Return each line of the listing that contains the string "this".

Rows from a dataset =
* * * * * * *
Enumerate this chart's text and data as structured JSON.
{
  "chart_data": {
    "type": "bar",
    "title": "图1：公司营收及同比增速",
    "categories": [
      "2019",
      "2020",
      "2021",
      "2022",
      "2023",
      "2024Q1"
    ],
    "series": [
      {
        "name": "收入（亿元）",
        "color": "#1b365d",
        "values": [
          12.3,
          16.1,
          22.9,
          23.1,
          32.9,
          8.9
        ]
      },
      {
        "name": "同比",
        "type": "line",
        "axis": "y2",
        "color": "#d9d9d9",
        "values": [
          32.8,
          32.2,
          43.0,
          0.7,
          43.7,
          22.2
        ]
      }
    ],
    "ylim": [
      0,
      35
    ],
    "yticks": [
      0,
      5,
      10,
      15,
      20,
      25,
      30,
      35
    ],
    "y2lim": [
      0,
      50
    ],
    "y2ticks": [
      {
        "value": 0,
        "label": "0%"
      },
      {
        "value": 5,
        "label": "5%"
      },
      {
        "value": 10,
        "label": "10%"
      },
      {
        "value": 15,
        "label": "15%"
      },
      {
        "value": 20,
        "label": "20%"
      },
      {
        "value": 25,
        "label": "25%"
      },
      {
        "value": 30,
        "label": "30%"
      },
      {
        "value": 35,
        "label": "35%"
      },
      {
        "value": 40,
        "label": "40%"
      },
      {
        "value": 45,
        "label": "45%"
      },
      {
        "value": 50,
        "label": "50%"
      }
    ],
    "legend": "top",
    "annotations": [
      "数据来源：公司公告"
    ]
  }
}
* * * * * * *
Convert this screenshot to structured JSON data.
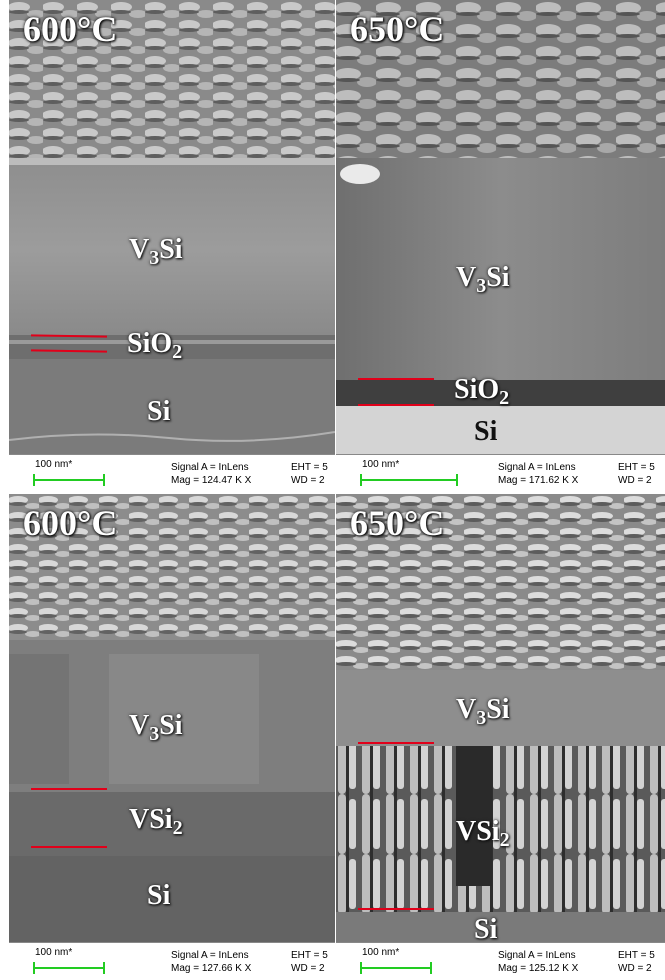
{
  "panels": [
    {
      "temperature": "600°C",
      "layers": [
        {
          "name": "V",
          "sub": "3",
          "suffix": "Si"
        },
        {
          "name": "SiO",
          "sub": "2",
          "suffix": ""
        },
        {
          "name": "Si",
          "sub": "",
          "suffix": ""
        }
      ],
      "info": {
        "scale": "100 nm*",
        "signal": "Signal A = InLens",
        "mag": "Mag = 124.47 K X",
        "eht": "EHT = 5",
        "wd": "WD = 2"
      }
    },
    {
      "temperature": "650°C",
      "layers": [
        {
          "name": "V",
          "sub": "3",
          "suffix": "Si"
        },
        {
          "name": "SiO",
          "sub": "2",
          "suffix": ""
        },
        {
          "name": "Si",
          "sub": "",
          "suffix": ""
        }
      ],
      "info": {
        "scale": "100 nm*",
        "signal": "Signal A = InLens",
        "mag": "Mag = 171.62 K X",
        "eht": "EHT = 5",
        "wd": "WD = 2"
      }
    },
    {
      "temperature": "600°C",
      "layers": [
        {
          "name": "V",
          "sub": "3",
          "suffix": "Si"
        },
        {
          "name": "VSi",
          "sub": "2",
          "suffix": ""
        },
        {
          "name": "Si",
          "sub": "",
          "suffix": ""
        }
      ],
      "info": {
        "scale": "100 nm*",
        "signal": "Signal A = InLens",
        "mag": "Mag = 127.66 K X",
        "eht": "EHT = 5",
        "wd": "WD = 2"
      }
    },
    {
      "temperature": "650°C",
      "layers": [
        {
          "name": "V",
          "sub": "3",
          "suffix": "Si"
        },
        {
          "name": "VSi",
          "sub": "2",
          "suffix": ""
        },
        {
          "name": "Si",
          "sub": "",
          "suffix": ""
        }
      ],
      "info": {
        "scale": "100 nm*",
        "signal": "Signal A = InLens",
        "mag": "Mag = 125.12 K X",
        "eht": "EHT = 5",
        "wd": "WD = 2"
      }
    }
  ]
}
* * * * * * *
WRITTEN ANSWER =
Enumerate this chart's text and data as structured JSON.
Convert this screenshot to structured JSON data.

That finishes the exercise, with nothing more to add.